[Data entries]
______

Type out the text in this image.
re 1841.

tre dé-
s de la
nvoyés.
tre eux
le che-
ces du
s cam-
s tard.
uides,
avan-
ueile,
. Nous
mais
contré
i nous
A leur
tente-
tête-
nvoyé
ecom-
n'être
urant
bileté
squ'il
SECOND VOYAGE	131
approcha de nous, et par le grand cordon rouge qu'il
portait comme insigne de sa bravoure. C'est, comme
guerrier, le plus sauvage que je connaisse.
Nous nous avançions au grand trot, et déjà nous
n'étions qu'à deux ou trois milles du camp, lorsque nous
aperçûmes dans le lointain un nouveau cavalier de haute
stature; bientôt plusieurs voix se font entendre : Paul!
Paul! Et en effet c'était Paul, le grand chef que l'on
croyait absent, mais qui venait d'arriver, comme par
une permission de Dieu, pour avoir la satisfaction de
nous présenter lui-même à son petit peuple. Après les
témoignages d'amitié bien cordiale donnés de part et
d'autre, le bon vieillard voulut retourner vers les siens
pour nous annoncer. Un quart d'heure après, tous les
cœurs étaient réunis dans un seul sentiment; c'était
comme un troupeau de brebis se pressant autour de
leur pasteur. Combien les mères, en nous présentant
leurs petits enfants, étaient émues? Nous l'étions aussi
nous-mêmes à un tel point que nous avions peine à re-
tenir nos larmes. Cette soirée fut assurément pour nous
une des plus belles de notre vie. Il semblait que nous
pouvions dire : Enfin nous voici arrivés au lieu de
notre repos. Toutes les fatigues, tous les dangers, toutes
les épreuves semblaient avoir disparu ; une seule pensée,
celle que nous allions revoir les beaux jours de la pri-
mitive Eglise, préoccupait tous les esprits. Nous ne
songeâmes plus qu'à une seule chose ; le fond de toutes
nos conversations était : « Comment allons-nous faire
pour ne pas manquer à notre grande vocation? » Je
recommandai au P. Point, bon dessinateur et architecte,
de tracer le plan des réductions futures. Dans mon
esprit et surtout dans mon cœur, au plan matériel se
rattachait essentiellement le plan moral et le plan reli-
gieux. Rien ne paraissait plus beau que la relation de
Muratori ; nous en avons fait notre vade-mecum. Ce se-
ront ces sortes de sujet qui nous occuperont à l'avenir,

______

Across the records, count the lines holding the string "étions". Give the number and stop.

◆ **PROBLEM SOLUTION**:
2